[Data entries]
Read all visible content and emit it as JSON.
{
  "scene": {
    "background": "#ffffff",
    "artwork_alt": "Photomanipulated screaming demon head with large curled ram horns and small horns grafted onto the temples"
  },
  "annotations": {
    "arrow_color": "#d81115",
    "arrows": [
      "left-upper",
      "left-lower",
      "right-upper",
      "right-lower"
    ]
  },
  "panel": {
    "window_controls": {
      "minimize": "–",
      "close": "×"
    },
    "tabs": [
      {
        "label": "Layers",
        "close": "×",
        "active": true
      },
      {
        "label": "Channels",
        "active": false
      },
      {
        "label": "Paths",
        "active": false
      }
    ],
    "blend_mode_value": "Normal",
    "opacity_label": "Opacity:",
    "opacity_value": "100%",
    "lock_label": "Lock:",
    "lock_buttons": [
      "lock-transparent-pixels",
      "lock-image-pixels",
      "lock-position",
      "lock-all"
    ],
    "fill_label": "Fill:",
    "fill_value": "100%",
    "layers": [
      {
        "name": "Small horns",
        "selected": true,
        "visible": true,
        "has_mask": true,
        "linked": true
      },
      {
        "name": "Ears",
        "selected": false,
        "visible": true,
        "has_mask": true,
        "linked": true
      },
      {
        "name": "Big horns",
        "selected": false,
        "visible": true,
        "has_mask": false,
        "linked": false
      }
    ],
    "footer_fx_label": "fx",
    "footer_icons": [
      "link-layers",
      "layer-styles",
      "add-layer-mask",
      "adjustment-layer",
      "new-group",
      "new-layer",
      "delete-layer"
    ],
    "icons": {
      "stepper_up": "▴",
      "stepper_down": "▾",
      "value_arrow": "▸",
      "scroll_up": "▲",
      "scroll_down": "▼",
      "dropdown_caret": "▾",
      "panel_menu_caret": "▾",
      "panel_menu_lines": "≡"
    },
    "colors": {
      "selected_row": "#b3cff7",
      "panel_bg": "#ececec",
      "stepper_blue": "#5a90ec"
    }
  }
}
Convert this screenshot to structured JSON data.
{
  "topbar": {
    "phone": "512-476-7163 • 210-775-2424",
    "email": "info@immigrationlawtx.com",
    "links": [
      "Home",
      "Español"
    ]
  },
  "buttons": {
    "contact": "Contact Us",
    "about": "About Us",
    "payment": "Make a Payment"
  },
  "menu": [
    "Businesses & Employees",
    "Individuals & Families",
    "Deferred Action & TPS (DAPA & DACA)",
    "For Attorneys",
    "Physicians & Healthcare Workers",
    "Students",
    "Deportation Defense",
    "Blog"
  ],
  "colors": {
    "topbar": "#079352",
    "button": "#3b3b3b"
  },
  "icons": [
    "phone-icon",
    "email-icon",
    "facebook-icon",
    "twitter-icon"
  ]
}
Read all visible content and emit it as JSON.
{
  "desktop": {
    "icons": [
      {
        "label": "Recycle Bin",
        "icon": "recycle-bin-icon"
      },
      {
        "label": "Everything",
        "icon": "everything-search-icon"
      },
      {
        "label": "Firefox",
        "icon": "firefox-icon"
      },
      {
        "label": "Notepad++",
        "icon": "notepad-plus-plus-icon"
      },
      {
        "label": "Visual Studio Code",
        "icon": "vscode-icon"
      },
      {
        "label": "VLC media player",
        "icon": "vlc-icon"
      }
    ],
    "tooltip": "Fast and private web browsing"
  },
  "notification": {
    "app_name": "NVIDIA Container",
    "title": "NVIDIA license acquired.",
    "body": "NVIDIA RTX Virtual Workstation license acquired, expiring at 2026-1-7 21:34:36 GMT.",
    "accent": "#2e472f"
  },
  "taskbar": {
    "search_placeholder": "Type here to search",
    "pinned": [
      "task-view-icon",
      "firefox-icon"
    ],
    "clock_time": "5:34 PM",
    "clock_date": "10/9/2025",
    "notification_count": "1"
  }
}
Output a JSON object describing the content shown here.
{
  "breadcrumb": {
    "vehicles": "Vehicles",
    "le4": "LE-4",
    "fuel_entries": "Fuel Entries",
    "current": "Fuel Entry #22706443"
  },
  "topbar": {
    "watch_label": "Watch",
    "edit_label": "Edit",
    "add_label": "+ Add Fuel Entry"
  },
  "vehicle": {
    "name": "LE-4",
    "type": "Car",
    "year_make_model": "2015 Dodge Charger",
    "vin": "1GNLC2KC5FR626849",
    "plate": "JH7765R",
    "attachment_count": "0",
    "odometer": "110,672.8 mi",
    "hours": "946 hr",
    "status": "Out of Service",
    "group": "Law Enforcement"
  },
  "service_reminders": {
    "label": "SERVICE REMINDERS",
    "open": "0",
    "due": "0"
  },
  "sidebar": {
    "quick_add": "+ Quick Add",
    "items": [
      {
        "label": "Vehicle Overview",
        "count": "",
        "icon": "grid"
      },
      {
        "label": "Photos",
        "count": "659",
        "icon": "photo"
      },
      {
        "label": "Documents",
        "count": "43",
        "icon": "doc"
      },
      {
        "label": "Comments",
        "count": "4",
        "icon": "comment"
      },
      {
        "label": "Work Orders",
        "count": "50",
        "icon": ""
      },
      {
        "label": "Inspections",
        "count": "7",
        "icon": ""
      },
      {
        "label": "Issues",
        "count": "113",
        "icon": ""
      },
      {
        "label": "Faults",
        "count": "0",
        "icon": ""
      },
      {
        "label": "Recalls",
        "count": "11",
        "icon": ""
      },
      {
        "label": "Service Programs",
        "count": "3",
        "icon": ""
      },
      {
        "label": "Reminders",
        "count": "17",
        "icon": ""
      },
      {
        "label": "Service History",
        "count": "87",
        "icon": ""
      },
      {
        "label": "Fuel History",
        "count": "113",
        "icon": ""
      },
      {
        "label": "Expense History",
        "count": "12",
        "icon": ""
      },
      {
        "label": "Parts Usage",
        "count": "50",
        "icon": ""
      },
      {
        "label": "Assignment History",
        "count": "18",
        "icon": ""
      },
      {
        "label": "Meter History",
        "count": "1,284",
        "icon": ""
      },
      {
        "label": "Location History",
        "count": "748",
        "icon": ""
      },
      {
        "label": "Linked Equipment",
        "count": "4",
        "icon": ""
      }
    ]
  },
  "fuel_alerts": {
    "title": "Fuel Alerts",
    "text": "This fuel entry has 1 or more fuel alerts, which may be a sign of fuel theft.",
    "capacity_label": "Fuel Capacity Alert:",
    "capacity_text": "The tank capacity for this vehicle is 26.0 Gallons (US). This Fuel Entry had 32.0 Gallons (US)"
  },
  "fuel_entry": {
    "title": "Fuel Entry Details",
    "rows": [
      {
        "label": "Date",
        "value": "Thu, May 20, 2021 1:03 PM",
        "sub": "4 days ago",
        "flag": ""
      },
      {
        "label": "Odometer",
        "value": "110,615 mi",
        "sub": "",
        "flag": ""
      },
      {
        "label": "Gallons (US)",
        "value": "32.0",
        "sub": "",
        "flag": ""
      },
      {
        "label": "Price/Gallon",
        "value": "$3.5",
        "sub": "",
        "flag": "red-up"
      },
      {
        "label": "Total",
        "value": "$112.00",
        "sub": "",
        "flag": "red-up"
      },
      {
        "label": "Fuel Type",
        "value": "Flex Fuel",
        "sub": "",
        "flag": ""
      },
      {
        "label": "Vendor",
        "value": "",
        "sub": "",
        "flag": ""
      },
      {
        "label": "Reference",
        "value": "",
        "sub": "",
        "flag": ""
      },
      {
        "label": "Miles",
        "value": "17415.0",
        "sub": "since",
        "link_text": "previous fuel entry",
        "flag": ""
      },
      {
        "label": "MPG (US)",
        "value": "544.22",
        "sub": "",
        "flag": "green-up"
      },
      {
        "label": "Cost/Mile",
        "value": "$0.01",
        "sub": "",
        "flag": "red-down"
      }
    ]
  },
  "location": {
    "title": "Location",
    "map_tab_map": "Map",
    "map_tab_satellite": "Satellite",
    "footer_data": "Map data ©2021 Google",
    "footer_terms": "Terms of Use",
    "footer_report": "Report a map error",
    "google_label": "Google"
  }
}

__What you have to do__. Where a line of the records above holds the word "acquired", copy that line.

__Result below__.
    "title": "NVIDIA license acquired.",
    "body": "NVIDIA RTX Virtual Workstation license acquired, expiring at 2026-1-7 21:34:36 GMT.",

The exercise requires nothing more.